* _Written instruction_:
Beneath this task is a listing. State how many of its lines include the string "Quartieren", giving nothing but the number.
^^^^^^^^
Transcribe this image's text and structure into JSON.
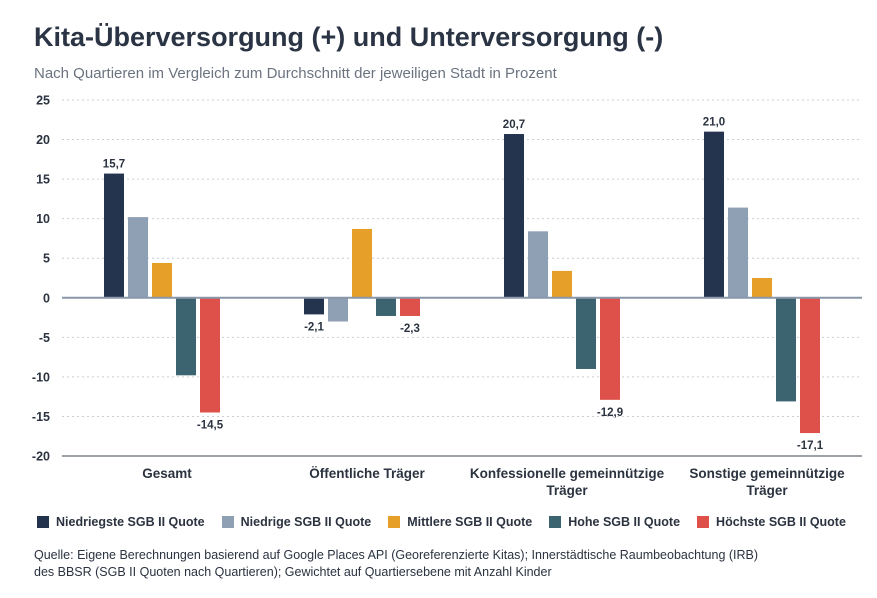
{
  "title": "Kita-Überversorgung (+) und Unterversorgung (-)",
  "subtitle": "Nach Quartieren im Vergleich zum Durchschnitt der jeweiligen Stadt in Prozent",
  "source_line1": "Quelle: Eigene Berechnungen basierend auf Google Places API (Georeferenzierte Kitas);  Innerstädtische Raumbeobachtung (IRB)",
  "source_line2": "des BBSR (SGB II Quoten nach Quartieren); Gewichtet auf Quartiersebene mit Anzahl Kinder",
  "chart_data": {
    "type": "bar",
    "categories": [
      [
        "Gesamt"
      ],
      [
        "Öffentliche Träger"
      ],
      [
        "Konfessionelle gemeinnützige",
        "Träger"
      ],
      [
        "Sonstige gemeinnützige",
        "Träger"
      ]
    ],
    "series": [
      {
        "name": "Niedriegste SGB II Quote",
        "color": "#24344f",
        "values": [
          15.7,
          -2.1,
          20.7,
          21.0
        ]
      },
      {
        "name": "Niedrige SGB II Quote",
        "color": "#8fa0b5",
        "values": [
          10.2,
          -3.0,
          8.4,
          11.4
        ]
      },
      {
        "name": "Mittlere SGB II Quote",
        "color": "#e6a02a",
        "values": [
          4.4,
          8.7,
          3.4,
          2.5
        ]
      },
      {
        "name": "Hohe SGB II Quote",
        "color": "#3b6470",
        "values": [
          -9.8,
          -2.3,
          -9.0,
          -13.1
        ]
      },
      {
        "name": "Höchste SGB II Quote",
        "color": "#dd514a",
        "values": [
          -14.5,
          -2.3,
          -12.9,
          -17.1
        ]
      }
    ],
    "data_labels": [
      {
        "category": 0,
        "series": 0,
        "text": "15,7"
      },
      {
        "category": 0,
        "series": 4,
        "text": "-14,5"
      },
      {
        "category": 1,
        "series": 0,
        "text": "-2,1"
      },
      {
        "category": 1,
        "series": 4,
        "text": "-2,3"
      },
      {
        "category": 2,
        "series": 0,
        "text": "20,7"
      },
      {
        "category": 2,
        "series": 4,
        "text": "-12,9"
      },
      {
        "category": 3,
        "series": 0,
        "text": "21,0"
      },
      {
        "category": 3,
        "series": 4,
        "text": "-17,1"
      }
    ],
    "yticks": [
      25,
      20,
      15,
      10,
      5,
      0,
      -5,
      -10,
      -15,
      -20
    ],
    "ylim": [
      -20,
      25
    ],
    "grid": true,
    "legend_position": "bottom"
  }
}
^^^^^^^^
* _Task answer_:
2